WHAT THE EXERCISE ASKS ::
Tally up the lines that include "الأعراب" and state that number by itself.

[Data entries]
[BEGIN]

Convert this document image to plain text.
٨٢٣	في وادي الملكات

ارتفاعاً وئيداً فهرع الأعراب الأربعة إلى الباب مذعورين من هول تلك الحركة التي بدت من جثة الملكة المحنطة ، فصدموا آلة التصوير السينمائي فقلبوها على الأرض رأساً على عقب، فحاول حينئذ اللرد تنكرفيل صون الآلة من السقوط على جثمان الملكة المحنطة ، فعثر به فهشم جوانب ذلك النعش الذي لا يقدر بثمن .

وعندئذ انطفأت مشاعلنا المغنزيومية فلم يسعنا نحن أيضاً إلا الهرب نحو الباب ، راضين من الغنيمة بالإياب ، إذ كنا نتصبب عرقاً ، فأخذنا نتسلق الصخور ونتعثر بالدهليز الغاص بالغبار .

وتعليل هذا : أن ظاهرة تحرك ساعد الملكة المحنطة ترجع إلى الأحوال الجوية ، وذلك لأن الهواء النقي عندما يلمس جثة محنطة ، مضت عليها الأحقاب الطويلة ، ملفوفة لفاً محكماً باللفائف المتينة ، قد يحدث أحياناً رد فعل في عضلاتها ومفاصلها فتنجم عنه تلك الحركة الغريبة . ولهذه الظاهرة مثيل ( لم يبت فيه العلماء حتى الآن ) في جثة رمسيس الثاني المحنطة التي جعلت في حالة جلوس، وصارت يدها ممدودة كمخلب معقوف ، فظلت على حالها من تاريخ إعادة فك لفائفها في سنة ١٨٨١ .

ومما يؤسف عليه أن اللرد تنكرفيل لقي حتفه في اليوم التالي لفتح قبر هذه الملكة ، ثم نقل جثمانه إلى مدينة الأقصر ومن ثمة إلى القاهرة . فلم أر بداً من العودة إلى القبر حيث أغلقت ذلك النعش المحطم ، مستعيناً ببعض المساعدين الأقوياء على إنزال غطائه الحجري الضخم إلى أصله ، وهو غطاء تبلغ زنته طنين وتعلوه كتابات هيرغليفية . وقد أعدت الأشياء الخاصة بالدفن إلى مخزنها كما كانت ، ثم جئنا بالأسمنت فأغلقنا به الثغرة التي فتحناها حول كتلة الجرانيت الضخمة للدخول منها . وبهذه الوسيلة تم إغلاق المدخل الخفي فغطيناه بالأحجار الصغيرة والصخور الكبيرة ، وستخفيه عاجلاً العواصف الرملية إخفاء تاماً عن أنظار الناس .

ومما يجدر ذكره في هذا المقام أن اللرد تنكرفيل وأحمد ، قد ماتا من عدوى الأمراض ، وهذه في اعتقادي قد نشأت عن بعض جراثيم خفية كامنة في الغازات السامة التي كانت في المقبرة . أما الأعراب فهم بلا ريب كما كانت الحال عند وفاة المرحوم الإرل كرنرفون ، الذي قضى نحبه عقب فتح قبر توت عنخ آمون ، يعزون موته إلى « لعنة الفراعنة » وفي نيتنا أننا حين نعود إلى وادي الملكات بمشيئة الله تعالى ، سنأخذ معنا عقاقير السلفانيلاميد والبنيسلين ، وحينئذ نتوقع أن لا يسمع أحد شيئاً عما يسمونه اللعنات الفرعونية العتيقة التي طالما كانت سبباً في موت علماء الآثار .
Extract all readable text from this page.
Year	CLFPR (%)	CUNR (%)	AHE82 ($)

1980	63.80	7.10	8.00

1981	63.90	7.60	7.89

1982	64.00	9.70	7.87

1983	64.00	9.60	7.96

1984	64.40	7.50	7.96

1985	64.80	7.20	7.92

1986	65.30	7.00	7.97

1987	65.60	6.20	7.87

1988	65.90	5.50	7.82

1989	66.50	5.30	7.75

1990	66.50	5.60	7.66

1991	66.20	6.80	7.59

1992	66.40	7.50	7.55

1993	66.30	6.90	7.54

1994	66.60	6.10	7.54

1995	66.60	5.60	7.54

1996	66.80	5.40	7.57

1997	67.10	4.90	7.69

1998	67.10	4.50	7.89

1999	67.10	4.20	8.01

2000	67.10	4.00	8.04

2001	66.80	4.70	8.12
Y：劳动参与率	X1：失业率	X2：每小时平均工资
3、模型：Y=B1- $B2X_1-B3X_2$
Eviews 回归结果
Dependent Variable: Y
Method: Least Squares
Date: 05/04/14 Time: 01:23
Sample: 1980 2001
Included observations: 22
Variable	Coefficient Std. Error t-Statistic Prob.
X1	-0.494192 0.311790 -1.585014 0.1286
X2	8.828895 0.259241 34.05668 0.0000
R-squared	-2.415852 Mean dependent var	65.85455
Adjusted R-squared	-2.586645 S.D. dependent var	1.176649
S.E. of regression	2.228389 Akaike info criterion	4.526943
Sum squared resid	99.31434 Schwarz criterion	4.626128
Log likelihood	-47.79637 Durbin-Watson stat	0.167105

[END]

WRITTEN REPLY ::
2